Given instruction →
Pull every "this" line out of the data below.

Data excerpts →
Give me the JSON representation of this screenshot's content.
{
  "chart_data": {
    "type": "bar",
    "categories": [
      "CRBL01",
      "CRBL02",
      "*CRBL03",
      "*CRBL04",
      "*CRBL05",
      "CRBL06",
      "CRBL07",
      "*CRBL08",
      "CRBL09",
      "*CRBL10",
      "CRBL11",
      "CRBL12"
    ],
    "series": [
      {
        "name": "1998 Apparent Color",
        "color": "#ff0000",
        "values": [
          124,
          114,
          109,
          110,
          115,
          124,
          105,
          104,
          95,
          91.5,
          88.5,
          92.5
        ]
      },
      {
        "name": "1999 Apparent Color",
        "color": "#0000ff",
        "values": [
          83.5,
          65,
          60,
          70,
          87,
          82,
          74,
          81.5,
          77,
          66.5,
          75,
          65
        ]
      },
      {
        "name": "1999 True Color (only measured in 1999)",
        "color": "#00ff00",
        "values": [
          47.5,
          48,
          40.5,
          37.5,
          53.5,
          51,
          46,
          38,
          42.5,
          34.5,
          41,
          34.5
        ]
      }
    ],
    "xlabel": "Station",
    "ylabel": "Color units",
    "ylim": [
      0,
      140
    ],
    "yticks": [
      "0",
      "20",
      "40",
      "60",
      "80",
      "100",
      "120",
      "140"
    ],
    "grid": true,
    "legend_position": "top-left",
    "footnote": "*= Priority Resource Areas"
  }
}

* * *

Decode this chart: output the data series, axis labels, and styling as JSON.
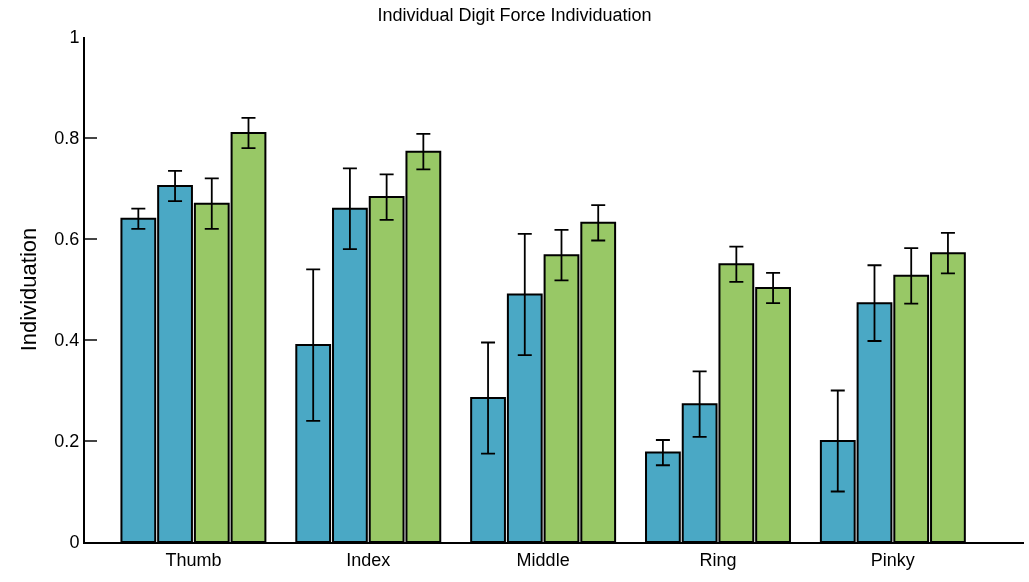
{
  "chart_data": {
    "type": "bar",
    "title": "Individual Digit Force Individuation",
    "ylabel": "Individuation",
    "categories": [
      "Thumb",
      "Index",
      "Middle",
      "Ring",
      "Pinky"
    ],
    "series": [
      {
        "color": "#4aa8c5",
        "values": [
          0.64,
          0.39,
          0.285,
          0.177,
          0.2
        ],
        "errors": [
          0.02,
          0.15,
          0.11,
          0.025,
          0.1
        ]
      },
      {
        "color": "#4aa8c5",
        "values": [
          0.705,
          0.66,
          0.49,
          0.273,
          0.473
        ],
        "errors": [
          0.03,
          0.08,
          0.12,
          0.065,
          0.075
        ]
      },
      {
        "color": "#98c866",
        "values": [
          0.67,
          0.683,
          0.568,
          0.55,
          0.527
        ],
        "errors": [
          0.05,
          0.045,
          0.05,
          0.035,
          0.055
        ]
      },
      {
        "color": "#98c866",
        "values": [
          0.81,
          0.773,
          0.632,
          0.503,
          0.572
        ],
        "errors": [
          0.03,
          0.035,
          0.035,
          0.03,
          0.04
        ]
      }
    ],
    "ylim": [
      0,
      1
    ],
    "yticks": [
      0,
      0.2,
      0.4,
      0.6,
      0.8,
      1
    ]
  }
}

Complete output →
Give me the JSON representation of this screenshot's content.
Decode this chart: output the data series, axis labels, and styling as JSON.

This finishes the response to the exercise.